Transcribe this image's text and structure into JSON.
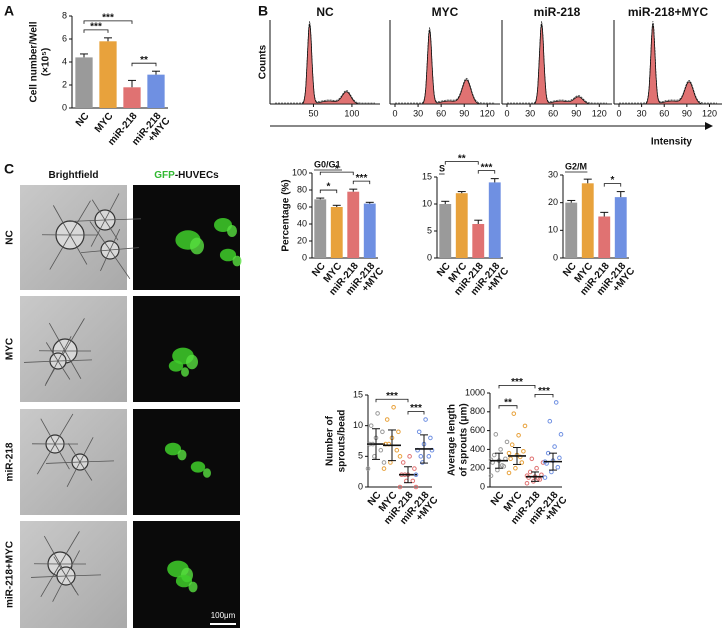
{
  "panel_labels": [
    "A",
    "B",
    "C"
  ],
  "flow": {
    "ylabel": "Counts",
    "xlabel": "Intensity",
    "panels": [
      {
        "title": "NC",
        "xlim": [
          0,
          130
        ],
        "xticks": [
          50,
          100
        ]
      },
      {
        "title": "MYC",
        "xlim": [
          0,
          130
        ],
        "xticks": [
          0,
          30,
          60,
          90,
          120
        ]
      },
      {
        "title": "miR-218",
        "xlim": [
          0,
          130
        ],
        "xticks": [
          0,
          30,
          60,
          90,
          120
        ]
      },
      {
        "title": "miR-218+MYC",
        "xlim": [
          0,
          130
        ],
        "xticks": [
          0,
          30,
          60,
          90,
          120
        ]
      }
    ]
  },
  "images": {
    "columns": [
      {
        "parts": [
          "Brightfield"
        ]
      },
      {
        "parts": [
          "GFP",
          "-HUVECs"
        ]
      }
    ],
    "rows": [
      "NC",
      "MYC",
      "miR-218",
      "miR-218+MYC"
    ],
    "scale": "100μm"
  },
  "chart_data": [
    {
      "type": "bar",
      "ylabel": [
        "Cell number/Well",
        "(×10⁵)"
      ],
      "categories": [
        [
          "NC"
        ],
        [
          "MYC"
        ],
        [
          "miR-218"
        ],
        [
          "miR-218",
          "+MYC"
        ]
      ],
      "values": [
        4.4,
        5.8,
        1.8,
        2.9
      ],
      "errors": [
        0.3,
        0.3,
        0.6,
        0.3
      ],
      "colors": [
        "#9a9a9a",
        "#e8a23c",
        "#e07272",
        "#6f90e2"
      ],
      "ylim": [
        0,
        8
      ],
      "yticks": [
        0,
        2,
        4,
        6,
        8
      ],
      "significance": [
        {
          "pair": [
            0,
            1
          ],
          "label": "***"
        },
        {
          "pair": [
            2,
            3
          ],
          "label": "**"
        },
        {
          "pair": [
            0,
            2
          ],
          "label": "***"
        }
      ]
    },
    {
      "type": "bar",
      "title": "G0/G1",
      "ylabel": [
        "Percentage (%)"
      ],
      "categories": [
        [
          "NC"
        ],
        [
          "MYC"
        ],
        [
          "miR-218"
        ],
        [
          "miR-218",
          "+MYC"
        ]
      ],
      "values": [
        69,
        60,
        78,
        64
      ],
      "errors": [
        1.5,
        2,
        3,
        1.5
      ],
      "colors": [
        "#9a9a9a",
        "#e8a23c",
        "#e07272",
        "#6f90e2"
      ],
      "ylim": [
        0,
        100
      ],
      "yticks": [
        0,
        20,
        40,
        60,
        80,
        100
      ],
      "significance": [
        {
          "pair": [
            0,
            1
          ],
          "label": "*"
        },
        {
          "pair": [
            2,
            3
          ],
          "label": "***"
        },
        {
          "pair": [
            0,
            2
          ],
          "label": "*"
        }
      ]
    },
    {
      "type": "bar",
      "title": "S",
      "categories": [
        [
          "NC"
        ],
        [
          "MYC"
        ],
        [
          "miR-218"
        ],
        [
          "miR-218",
          "+MYC"
        ]
      ],
      "values": [
        10,
        12,
        6.3,
        14
      ],
      "errors": [
        0.5,
        0.3,
        0.7,
        0.7
      ],
      "colors": [
        "#9a9a9a",
        "#e8a23c",
        "#e07272",
        "#6f90e2"
      ],
      "ylim": [
        0,
        15
      ],
      "yticks": [
        0,
        5,
        10,
        15
      ],
      "significance": [
        {
          "pair": [
            2,
            3
          ],
          "label": "***"
        },
        {
          "pair": [
            0,
            2
          ],
          "label": "**"
        }
      ]
    },
    {
      "type": "bar",
      "title": "G2/M",
      "categories": [
        [
          "NC"
        ],
        [
          "MYC"
        ],
        [
          "miR-218"
        ],
        [
          "miR-218",
          "+MYC"
        ]
      ],
      "values": [
        20,
        27,
        15,
        22
      ],
      "errors": [
        0.8,
        1.5,
        1.5,
        2
      ],
      "colors": [
        "#9a9a9a",
        "#e8a23c",
        "#e07272",
        "#6f90e2"
      ],
      "ylim": [
        0,
        30
      ],
      "yticks": [
        0,
        10,
        20,
        30
      ],
      "significance": [
        {
          "pair": [
            2,
            3
          ],
          "label": "*"
        }
      ]
    },
    {
      "type": "scatter",
      "ylabel": [
        "Number of",
        "sprouts/bead"
      ],
      "categories": [
        [
          "NC"
        ],
        [
          "MYC"
        ],
        [
          "miR-218"
        ],
        [
          "miR-218",
          "+MYC"
        ]
      ],
      "colors": [
        "#9a9a9a",
        "#e8a23c",
        "#e07272",
        "#6f90e2"
      ],
      "points": [
        [
          3,
          5,
          6,
          7,
          8,
          9,
          10,
          12,
          4,
          7
        ],
        [
          3,
          4,
          6,
          7,
          8,
          9,
          11,
          13,
          5,
          7
        ],
        [
          0,
          1,
          1,
          2,
          2,
          3,
          4,
          5,
          0,
          2
        ],
        [
          2,
          4,
          5,
          6,
          7,
          8,
          9,
          11,
          6,
          5
        ]
      ],
      "values": [
        7,
        6.8,
        2,
        6.2
      ],
      "errors": [
        2.5,
        2.5,
        1.3,
        2.3
      ],
      "ylim": [
        0,
        15
      ],
      "yticks": [
        0,
        5,
        10,
        15
      ],
      "significance": [
        {
          "pair": [
            2,
            3
          ],
          "label": "***"
        },
        {
          "pair": [
            0,
            2
          ],
          "label": "***"
        }
      ]
    },
    {
      "type": "scatter",
      "ylabel": [
        "Average length",
        "of sprouts (μm)"
      ],
      "categories": [
        [
          "NC"
        ],
        [
          "MYC"
        ],
        [
          "miR-218"
        ],
        [
          "miR-218",
          "+MYC"
        ]
      ],
      "colors": [
        "#9a9a9a",
        "#e8a23c",
        "#e07272",
        "#6f90e2"
      ],
      "points": [
        [
          120,
          180,
          220,
          260,
          280,
          300,
          340,
          400,
          480,
          560,
          230,
          290
        ],
        [
          150,
          200,
          260,
          300,
          340,
          380,
          450,
          550,
          650,
          780,
          320,
          360
        ],
        [
          40,
          60,
          80,
          100,
          110,
          130,
          160,
          200,
          260,
          300,
          90,
          120
        ],
        [
          100,
          160,
          210,
          250,
          280,
          310,
          360,
          430,
          560,
          700,
          900,
          270
        ]
      ],
      "values": [
        280,
        330,
        110,
        270
      ],
      "errors": [
        80,
        90,
        50,
        90
      ],
      "ylim": [
        0,
        1000
      ],
      "yticks": [
        0,
        200,
        400,
        600,
        800,
        1000
      ],
      "significance": [
        {
          "pair": [
            0,
            1
          ],
          "label": "**"
        },
        {
          "pair": [
            2,
            3
          ],
          "label": "***"
        },
        {
          "pair": [
            0,
            2
          ],
          "label": "***"
        }
      ]
    }
  ]
}
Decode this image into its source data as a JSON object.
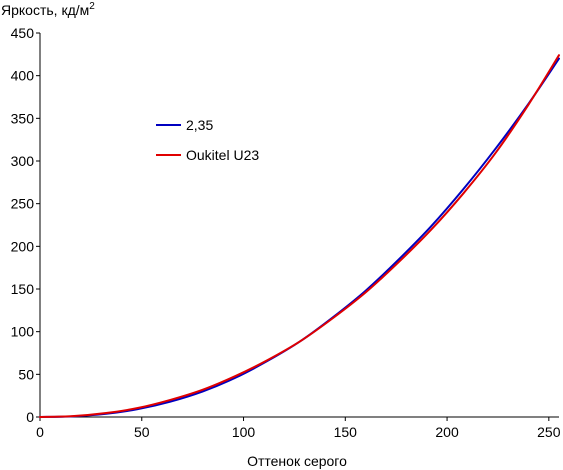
{
  "chart_data": {
    "type": "line",
    "ylabel": "Яркость, кд/м",
    "ylabel_sup": "2",
    "xlabel": "Оттенок серого",
    "xlim": [
      0,
      255
    ],
    "ylim": [
      0,
      450
    ],
    "x_ticks": [
      0,
      50,
      100,
      150,
      200,
      250
    ],
    "y_ticks": [
      0,
      50,
      100,
      150,
      200,
      250,
      300,
      350,
      400,
      450
    ],
    "grid": false,
    "legend_position": "center-left",
    "series": [
      {
        "name": "2,35",
        "color": "#0000c0",
        "x": [
          0,
          16,
          32,
          48,
          64,
          80,
          96,
          112,
          128,
          144,
          160,
          176,
          192,
          208,
          224,
          240,
          255
        ],
        "y": [
          0,
          0.7,
          3.6,
          9.2,
          18,
          30,
          46,
          66,
          89,
          117,
          148,
          184,
          223,
          267,
          315,
          367,
          420
        ]
      },
      {
        "name": "Oukitel U23",
        "color": "#e00000",
        "x": [
          0,
          16,
          32,
          48,
          64,
          80,
          96,
          112,
          128,
          144,
          160,
          176,
          192,
          208,
          224,
          240,
          255
        ],
        "y": [
          0,
          1,
          4.5,
          10.5,
          20,
          32,
          48,
          67,
          89,
          116,
          146,
          181,
          219,
          262,
          310,
          366,
          424
        ]
      }
    ]
  }
}
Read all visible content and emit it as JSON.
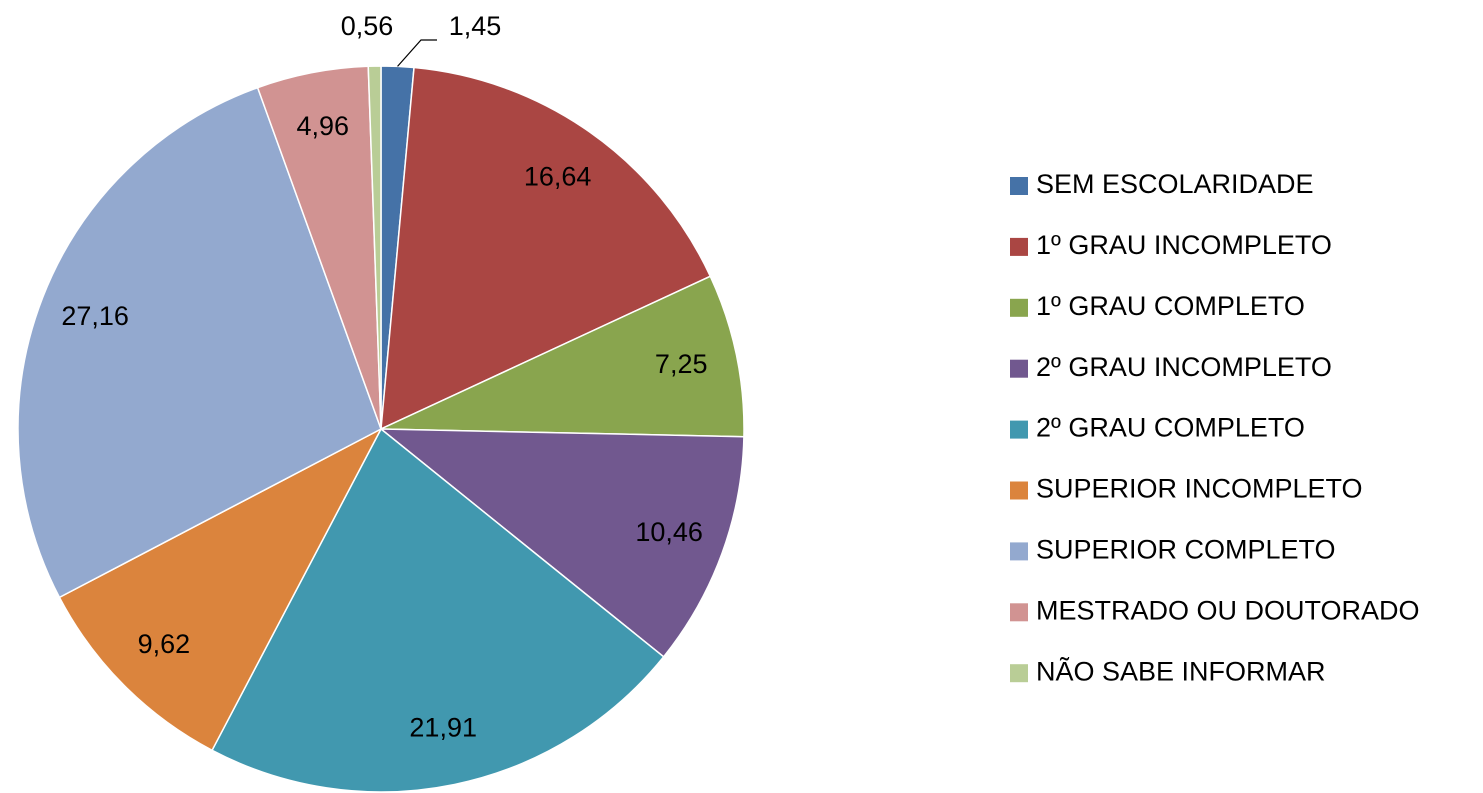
{
  "chart_data": {
    "type": "pie",
    "categories": [
      "SEM ESCOLARIDADE",
      "1º GRAU INCOMPLETO",
      "1º GRAU COMPLETO",
      "2º GRAU INCOMPLETO",
      "2º GRAU COMPLETO",
      "SUPERIOR INCOMPLETO",
      "SUPERIOR COMPLETO",
      "MESTRADO OU DOUTORADO",
      "NÃO SABE INFORMAR"
    ],
    "values": [
      1.45,
      16.64,
      7.25,
      10.46,
      21.91,
      9.62,
      27.16,
      4.96,
      0.56
    ],
    "value_labels": [
      "1,45",
      "16,64",
      "7,25",
      "10,46",
      "21,91",
      "9,62",
      "27,16",
      "4,96",
      "0,56"
    ],
    "colors": [
      "#4572a7",
      "#aa4643",
      "#89a54e",
      "#71588f",
      "#4198af",
      "#db843d",
      "#93a9cf",
      "#d19392",
      "#b9cd96"
    ],
    "legend": "right"
  }
}
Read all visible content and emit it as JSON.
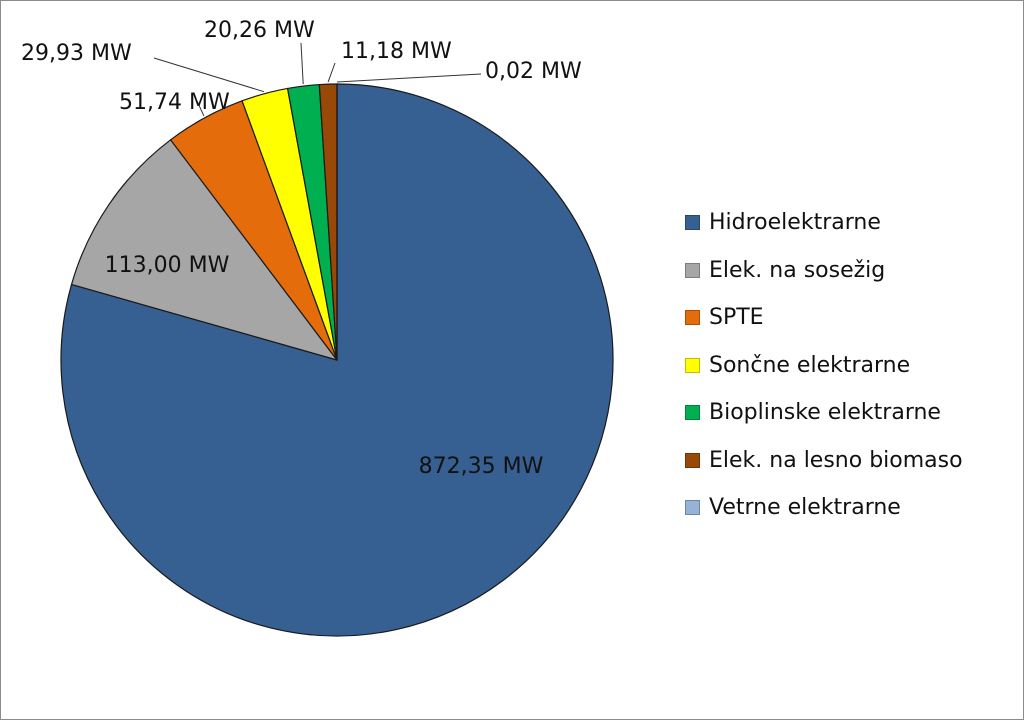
{
  "chart_data": {
    "type": "pie",
    "title": "",
    "unit": "MW",
    "start_angle_deg": 0,
    "direction": "clockwise",
    "legend_position": "right",
    "slices": [
      {
        "name": "Hidroelektrarne",
        "value": 872.35,
        "label": "872,35 MW",
        "color": "#376092"
      },
      {
        "name": "Elek. na sosežig",
        "value": 113.0,
        "label": "113,00 MW",
        "color": "#a6a6a6"
      },
      {
        "name": "SPTE",
        "value": 51.74,
        "label": "51,74 MW",
        "color": "#e46c0a"
      },
      {
        "name": "Sončne elektrarne",
        "value": 29.93,
        "label": "29,93 MW",
        "color": "#ffff00"
      },
      {
        "name": "Bioplinske elektrarne",
        "value": 20.26,
        "label": "20,26 MW",
        "color": "#00b050"
      },
      {
        "name": "Elek. na lesno biomaso",
        "value": 11.18,
        "label": "11,18 MW",
        "color": "#984807"
      },
      {
        "name": "Vetrne elektrarne",
        "value": 0.02,
        "label": "0,02 MW",
        "color": "#95b3d7"
      }
    ]
  }
}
■ ■ ■ ■ ■
Task brief: From the listing above, copy every line that includes the word "name".

Output for this task:
        "name": "2,35",
        "name": "Oukitel U23",
        "name": "Hidroelektrarne",
        "name": "Elek. na sosežig",
        "name": "SPTE",
        "name": "Sončne elektrarne",
        "name": "Bioplinske elektrarne",
        "name": "Elek. na lesno biomaso",
        "name": "Vetrne elektrarne",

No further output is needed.